• PROBLEM DETAILS:
Report all lines from the entries below in which "Instituts" appears.
----- EXERCISE DATA
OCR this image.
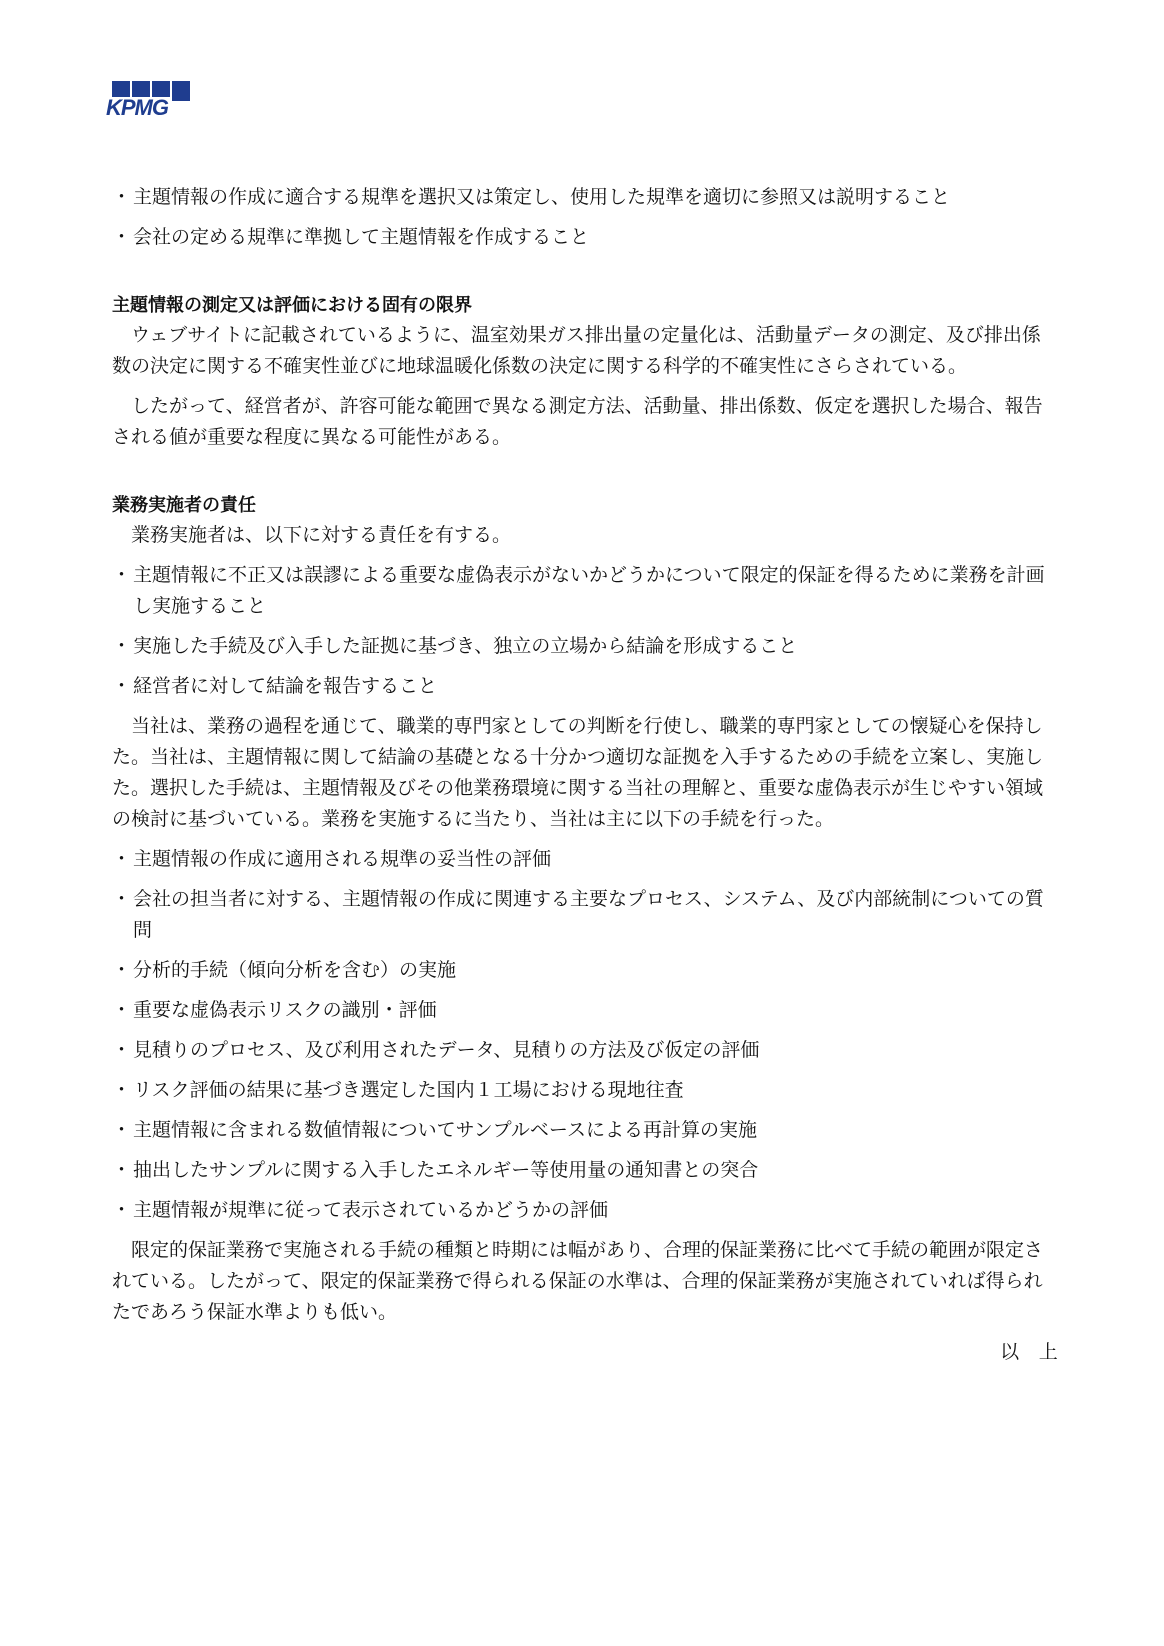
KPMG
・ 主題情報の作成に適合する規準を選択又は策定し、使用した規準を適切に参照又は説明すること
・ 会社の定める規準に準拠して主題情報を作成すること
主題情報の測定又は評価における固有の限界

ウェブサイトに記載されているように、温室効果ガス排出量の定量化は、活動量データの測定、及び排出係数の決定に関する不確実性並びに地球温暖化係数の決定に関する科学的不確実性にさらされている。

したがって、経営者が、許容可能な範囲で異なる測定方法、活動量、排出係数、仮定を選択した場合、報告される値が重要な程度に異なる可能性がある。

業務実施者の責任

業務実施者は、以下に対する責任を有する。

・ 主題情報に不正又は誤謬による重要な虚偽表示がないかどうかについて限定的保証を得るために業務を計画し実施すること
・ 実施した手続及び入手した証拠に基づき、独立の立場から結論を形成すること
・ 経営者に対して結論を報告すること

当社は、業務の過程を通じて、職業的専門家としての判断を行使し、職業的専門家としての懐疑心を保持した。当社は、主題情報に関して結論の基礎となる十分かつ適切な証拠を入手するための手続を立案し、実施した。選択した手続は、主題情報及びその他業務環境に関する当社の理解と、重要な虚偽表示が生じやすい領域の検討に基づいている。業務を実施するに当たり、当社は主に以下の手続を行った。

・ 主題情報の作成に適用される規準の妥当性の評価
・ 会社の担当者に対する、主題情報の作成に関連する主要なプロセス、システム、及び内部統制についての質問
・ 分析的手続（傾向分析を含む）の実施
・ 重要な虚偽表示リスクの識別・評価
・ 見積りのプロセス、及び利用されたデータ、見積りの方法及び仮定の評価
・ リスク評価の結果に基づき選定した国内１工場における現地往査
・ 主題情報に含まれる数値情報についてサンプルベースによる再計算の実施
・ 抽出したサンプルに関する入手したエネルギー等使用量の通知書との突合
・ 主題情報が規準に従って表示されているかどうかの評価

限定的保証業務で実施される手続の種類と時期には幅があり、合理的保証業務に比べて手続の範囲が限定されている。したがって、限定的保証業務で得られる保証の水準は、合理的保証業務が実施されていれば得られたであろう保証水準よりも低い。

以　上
----------
----- EXERCISE DATA
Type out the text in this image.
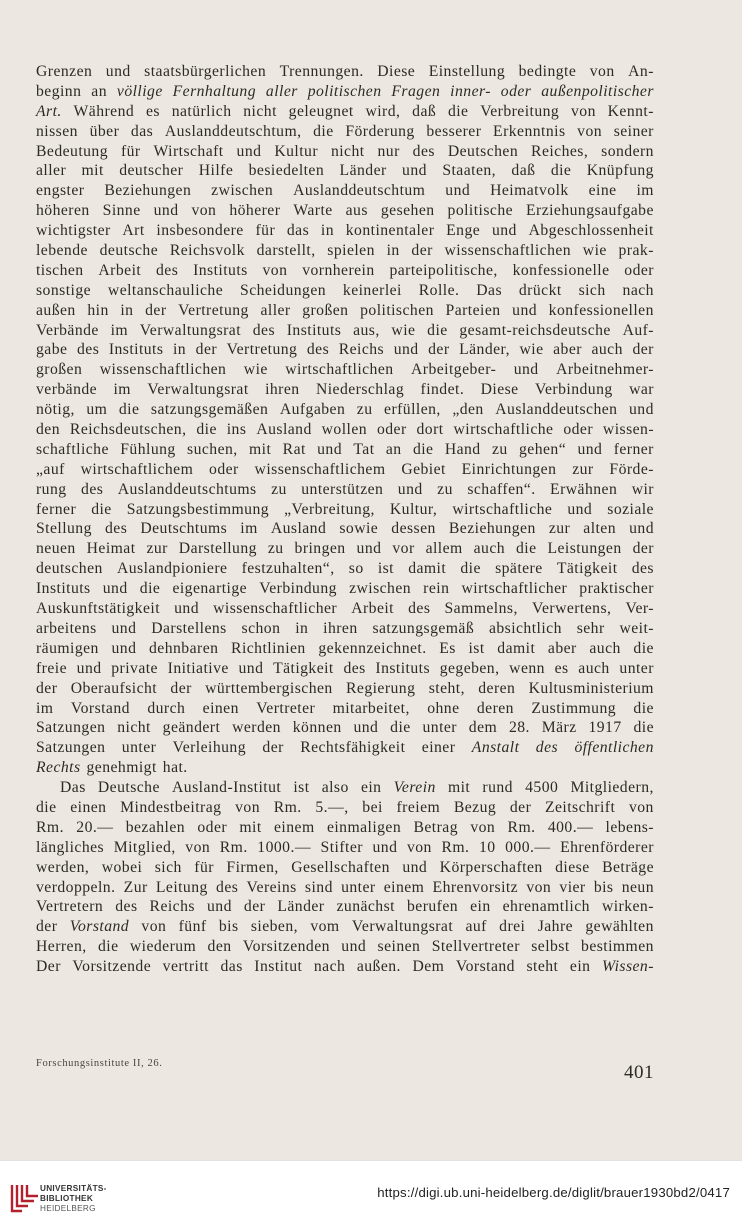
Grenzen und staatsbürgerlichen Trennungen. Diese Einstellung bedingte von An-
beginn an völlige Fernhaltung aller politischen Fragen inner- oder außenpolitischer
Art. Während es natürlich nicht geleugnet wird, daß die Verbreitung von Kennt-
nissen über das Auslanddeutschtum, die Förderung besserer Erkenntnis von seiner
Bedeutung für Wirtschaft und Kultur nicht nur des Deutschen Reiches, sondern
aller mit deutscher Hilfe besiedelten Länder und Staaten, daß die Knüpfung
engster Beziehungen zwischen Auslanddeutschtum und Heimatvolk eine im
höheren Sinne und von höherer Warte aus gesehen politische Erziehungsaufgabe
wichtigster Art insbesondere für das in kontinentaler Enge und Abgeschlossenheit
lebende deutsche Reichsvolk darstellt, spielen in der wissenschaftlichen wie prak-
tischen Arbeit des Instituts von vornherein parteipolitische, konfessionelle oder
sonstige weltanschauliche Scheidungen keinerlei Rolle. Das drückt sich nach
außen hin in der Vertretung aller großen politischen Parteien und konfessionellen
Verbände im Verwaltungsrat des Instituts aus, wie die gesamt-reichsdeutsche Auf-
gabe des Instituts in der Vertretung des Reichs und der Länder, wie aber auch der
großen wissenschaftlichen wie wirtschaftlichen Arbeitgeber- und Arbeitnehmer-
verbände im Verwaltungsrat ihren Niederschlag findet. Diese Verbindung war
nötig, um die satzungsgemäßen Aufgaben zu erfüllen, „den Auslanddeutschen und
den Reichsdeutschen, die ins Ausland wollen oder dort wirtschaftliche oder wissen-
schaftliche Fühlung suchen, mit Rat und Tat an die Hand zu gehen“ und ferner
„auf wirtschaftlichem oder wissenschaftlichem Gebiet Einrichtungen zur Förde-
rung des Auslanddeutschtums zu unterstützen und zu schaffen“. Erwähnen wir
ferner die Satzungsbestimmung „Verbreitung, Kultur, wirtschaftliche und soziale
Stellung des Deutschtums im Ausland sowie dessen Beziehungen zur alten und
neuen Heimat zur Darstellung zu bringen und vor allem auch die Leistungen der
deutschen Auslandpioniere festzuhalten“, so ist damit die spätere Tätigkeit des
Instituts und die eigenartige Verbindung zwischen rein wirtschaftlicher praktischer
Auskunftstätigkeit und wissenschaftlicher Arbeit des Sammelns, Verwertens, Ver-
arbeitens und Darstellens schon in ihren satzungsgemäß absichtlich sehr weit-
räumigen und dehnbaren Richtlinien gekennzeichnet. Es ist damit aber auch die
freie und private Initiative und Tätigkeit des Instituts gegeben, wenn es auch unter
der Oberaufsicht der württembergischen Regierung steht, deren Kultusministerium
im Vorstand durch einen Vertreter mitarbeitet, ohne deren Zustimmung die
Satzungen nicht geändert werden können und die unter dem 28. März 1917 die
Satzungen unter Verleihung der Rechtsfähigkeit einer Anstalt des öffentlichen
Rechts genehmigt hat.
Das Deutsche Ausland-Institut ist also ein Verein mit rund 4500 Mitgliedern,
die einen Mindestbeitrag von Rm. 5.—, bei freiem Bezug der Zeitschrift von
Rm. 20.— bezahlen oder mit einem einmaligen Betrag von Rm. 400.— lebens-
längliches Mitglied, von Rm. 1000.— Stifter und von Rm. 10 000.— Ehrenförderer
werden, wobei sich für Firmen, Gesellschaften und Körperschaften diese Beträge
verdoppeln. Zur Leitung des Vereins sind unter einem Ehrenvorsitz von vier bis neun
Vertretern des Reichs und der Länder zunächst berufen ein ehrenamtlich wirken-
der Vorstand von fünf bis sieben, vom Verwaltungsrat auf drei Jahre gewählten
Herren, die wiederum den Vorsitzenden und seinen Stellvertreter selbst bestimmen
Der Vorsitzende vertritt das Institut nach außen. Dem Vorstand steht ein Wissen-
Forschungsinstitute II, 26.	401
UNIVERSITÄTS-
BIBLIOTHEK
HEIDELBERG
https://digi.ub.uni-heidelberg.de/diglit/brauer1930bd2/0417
----------
• PROBLEM SOLUTION:
tischen Arbeit des Instituts von vornherein parteipolitische, konfessionelle oder
Verbände im Verwaltungsrat des Instituts aus, wie die gesamt-reichsdeutsche Auf-
gabe des Instituts in der Vertretung des Reichs und der Länder, wie aber auch der
Instituts und die eigenartige Verbindung zwischen rein wirtschaftlicher praktischer
freie und private Initiative und Tätigkeit des Instituts gegeben, wenn es auch unter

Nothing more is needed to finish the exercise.